● **Short task**: Give back every line exactly as it appears, pictures excluded.

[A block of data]
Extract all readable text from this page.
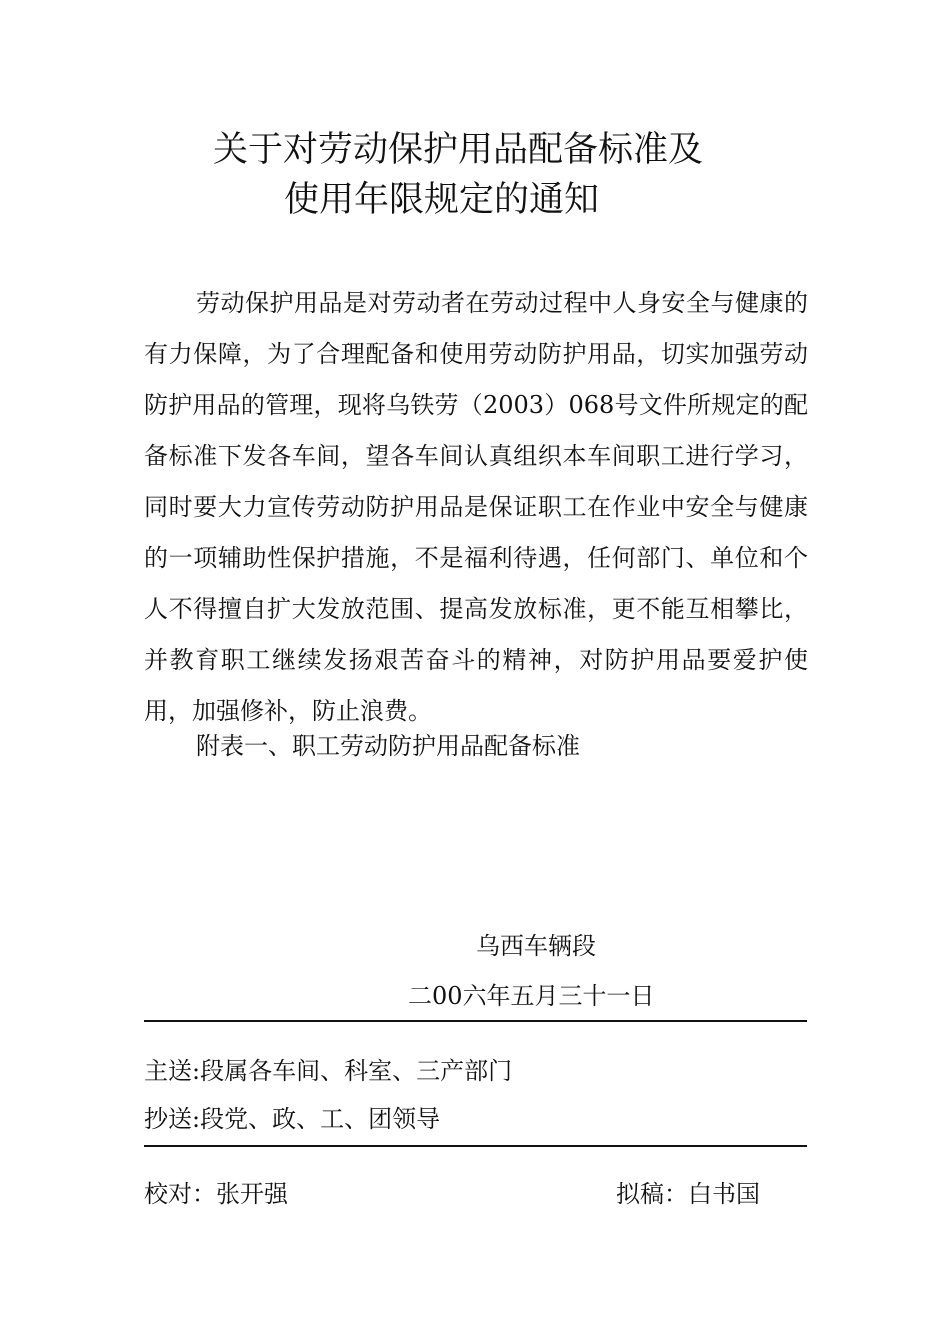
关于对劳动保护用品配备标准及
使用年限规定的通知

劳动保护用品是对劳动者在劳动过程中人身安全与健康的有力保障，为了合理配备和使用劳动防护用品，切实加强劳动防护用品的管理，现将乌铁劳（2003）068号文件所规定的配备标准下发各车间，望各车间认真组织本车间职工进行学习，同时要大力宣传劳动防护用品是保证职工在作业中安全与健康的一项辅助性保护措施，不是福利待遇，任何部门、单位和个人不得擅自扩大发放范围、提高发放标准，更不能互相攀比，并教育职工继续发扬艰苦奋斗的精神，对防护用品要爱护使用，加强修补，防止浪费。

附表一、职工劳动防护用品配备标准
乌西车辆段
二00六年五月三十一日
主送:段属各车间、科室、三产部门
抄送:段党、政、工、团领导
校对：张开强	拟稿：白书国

● **Output for this exercise**:
Extract all readable text from this page.
关于对劳动保护用品配备标准及
使用年限规定的通知

劳动保护用品是对劳动者在劳动过程中人身安全与健康的有力保障，为了合理配备和使用劳动防护用品，切实加强劳动防护用品的管理，现将乌铁劳（2003）068号文件所规定的配备标准下发各车间，望各车间认真组织本车间职工进行学习，同时要大力宣传劳动防护用品是保证职工在作业中安全与健康的一项辅助性保护措施，不是福利待遇，任何部门、单位和个人不得擅自扩大发放范围、提高发放标准，更不能互相攀比，并教育职工继续发扬艰苦奋斗的精神，对防护用品要爱护使用，加强修补，防止浪费。

附表一、职工劳动防护用品配备标准
乌西车辆段
二00六年五月三十一日
主送:段属各车间、科室、三产部门
抄送:段党、政、工、团领导
校对：张开强	拟稿：白书国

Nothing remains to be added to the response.